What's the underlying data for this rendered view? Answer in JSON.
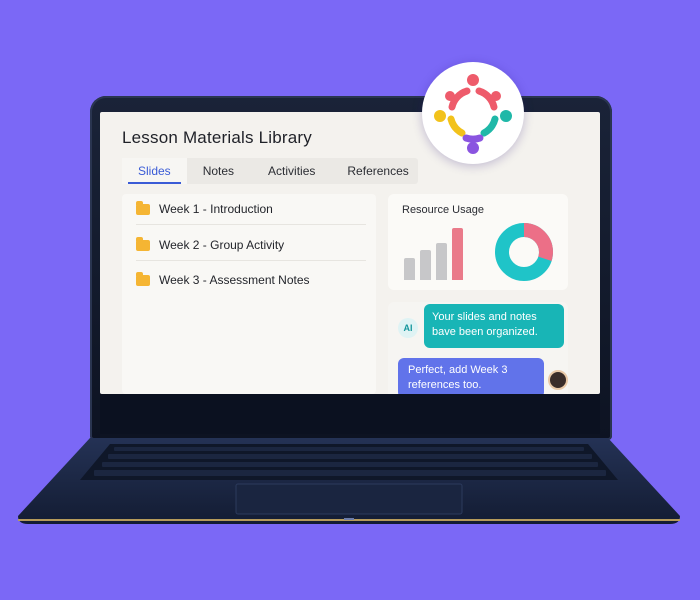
{
  "app": {
    "title": "Lesson Materials Library"
  },
  "tabs": [
    {
      "label": "Slides",
      "active": true
    },
    {
      "label": "Notes",
      "active": false
    },
    {
      "label": "Activities",
      "active": false
    },
    {
      "label": "References",
      "active": false
    }
  ],
  "files": [
    {
      "name": "Week 1 - Introduction",
      "icon": "folder-icon"
    },
    {
      "name": "Week 2 - Group Activity",
      "icon": "folder-icon"
    },
    {
      "name": "Week 3 - Assessment Notes",
      "icon": "folder-icon"
    }
  ],
  "usage": {
    "title": "Resource Usage",
    "bar_values": [
      0.42,
      0.58,
      0.72,
      1.0
    ],
    "bar_colors": [
      "#c7c7c9",
      "#c7c7c9",
      "#c7c7c9",
      "#ea7a8a"
    ],
    "donut_fraction": 0.3,
    "donut_colors": {
      "primary": "#1fc4c8",
      "secondary": "#ec6f87"
    }
  },
  "chat": {
    "ai_avatar": "AI",
    "ai_message": "Your slides and notes bave been organized.",
    "user_message": "Perfect, add Week 3 references too."
  },
  "colors": {
    "background": "#7b68f6",
    "accent": "#3a5bd6",
    "folder": "#f5b533",
    "ai_bubble": "#18b5b6",
    "user_bubble": "#6173ea"
  }
}
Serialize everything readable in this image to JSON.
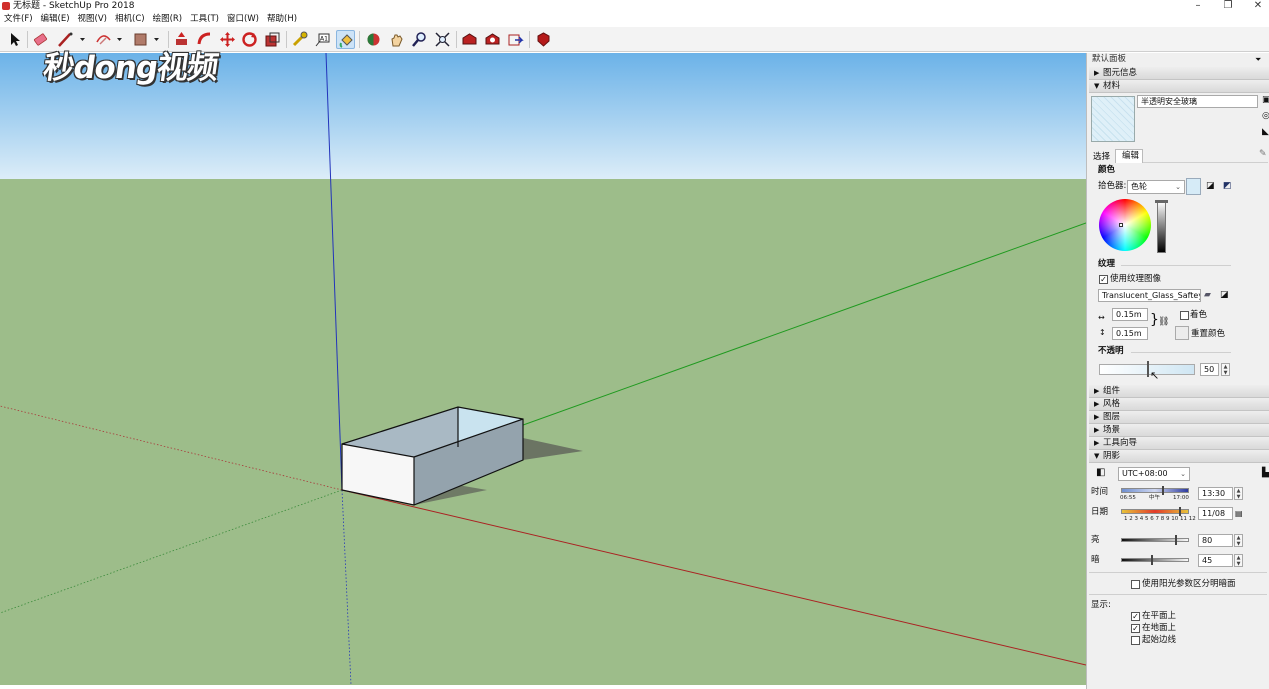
----
Problem to solve: Which lines hold the word "name"? Copy every one of them.

Exercise response:
      "name": "Week 1 - Introduction",
      "name": "Week 2 - Group Activity",
      "name": "Week 3 - Assessment Notes",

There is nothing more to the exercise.